● Written problem
Without including any pictures, write out all the entries exactly.

● Exercise material
+ + + + + + +

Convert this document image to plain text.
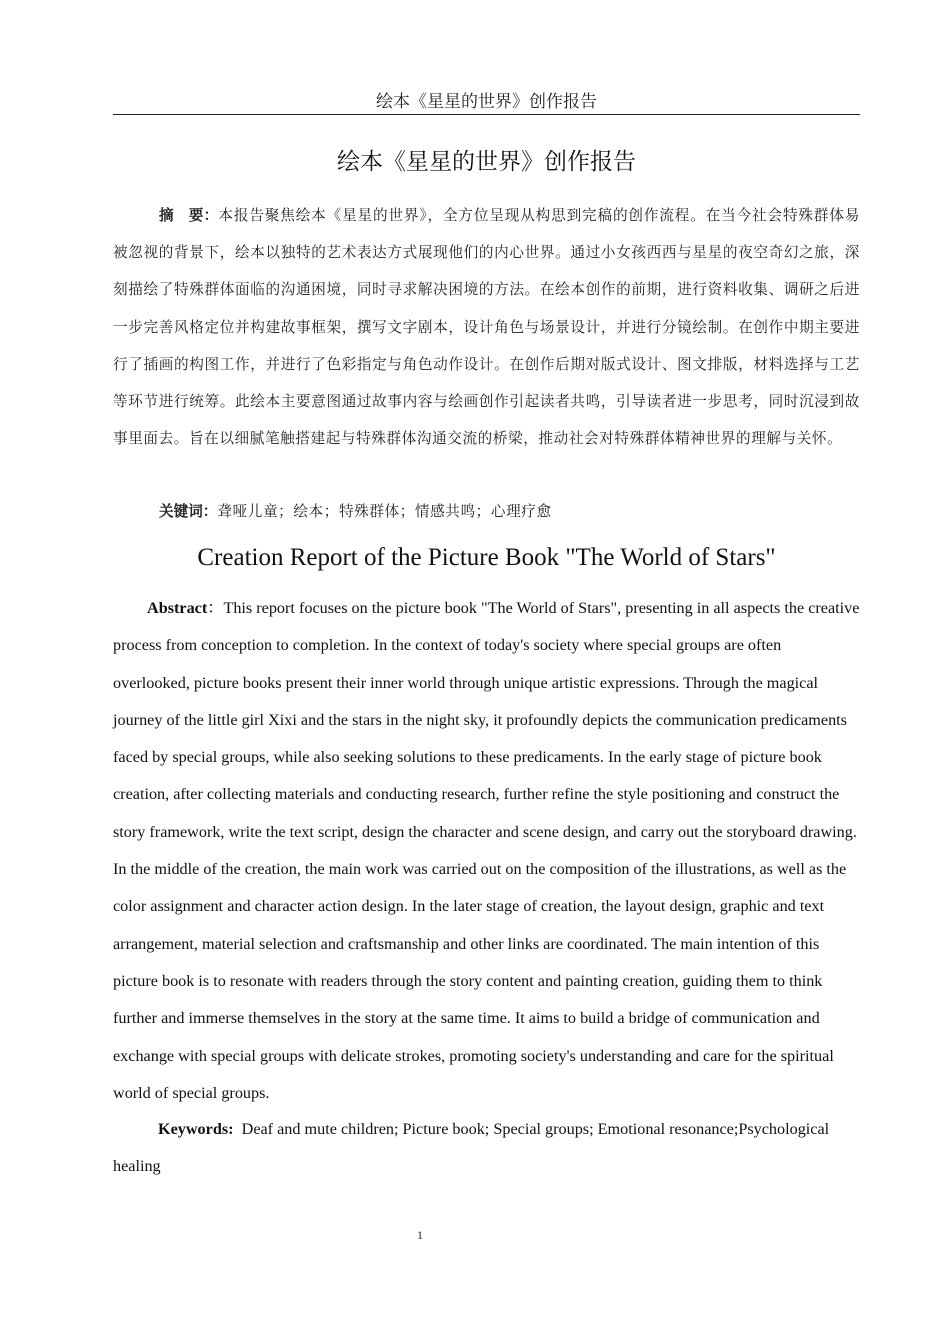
绘本《星星的世界》创作报告
绘本《星星的世界》创作报告

摘　要：本报告聚焦绘本《星星的世界》，全方位呈现从构思到完稿的创作流程。在当今社会特殊群体易被忽视的背景下，绘本以独特的艺术表达方式展现他们的内心世界。通过小女孩西西与星星的夜空奇幻之旅，深刻描绘了特殊群体面临的沟通困境，同时寻求解决困境的方法。在绘本创作的前期，进行资料收集、调研之后进一步完善风格定位并构建故事框架，撰写文字剧本，设计角色与场景设计，并进行分镜绘制。在创作中期主要进行了插画的构图工作，并进行了色彩指定与角色动作设计。在创作后期对版式设计、图文排版，材料选择与工艺等环节进行统筹。此绘本主要意图通过故事内容与绘画创作引起读者共鸣，引导读者进一步思考，同时沉浸到故事里面去。旨在以细腻笔触搭建起与特殊群体沟通交流的桥梁，推动社会对特殊群体精神世界的理解与关怀。

关键词：聋哑儿童；绘本；特殊群体；情感共鸣；心理疗愈

Creation Report of the Picture Book "The World of Stars"

Abstract：This report focuses on the picture book "The World of Stars", presenting in all aspects the creative process from conception to completion. In the context of today's society where special groups are often overlooked, picture books present their inner world through unique artistic expressions. Through the magical journey of the little girl Xixi and the stars in the night sky, it profoundly depicts the communication predicaments faced by special groups, while also seeking solutions to these predicaments. In the early stage of picture book creation, after collecting materials and conducting research, further refine the style positioning and construct the story framework, write the text script, design the character and scene design, and carry out the storyboard drawing. In the middle of the creation, the main work was carried out on the composition of the illustrations, as well as the color assignment and character action design. In the later stage of creation, the layout design, graphic and text arrangement, material selection and craftsmanship and other links are coordinated. The main intention of this picture book is to resonate with readers through the story content and painting creation, guiding them to think further and immerse themselves in the story at the same time. It aims to build a bridge of communication and exchange with special groups with delicate strokes, promoting society's understanding and care for the spiritual world of special groups.

Keywords: Deaf and mute children; Picture book; Special groups; Emotional resonance;Psychological healing

1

+ + + + + + +

● Final answer
Convert this document image to plain text.
绘本《星星的世界》创作报告
绘本《星星的世界》创作报告

摘　要：本报告聚焦绘本《星星的世界》，全方位呈现从构思到完稿的创作流程。在当今社会特殊群体易被忽视的背景下，绘本以独特的艺术表达方式展现他们的内心世界。通过小女孩西西与星星的夜空奇幻之旅，深刻描绘了特殊群体面临的沟通困境，同时寻求解决困境的方法。在绘本创作的前期，进行资料收集、调研之后进一步完善风格定位并构建故事框架，撰写文字剧本，设计角色与场景设计，并进行分镜绘制。在创作中期主要进行了插画的构图工作，并进行了色彩指定与角色动作设计。在创作后期对版式设计、图文排版，材料选择与工艺等环节进行统筹。此绘本主要意图通过故事内容与绘画创作引起读者共鸣，引导读者进一步思考，同时沉浸到故事里面去。旨在以细腻笔触搭建起与特殊群体沟通交流的桥梁，推动社会对特殊群体精神世界的理解与关怀。

关键词：聋哑儿童；绘本；特殊群体；情感共鸣；心理疗愈

Creation Report of the Picture Book "The World of Stars"

Abstract：This report focuses on the picture book "The World of Stars", presenting in all aspects the creative process from conception to completion. In the context of today's society where special groups are often overlooked, picture books present their inner world through unique artistic expressions. Through the magical journey of the little girl Xixi and the stars in the night sky, it profoundly depicts the communication predicaments faced by special groups, while also seeking solutions to these predicaments. In the early stage of picture book creation, after collecting materials and conducting research, further refine the style positioning and construct the story framework, write the text script, design the character and scene design, and carry out the storyboard drawing. In the middle of the creation, the main work was carried out on the composition of the illustrations, as well as the color assignment and character action design. In the later stage of creation, the layout design, graphic and text arrangement, material selection and craftsmanship and other links are coordinated. The main intention of this picture book is to resonate with readers through the story content and painting creation, guiding them to think further and immerse themselves in the story at the same time. It aims to build a bridge of communication and exchange with special groups with delicate strokes, promoting society's understanding and care for the spiritual world of special groups.

Keywords: Deaf and mute children; Picture book; Special groups; Emotional resonance;Psychological healing

1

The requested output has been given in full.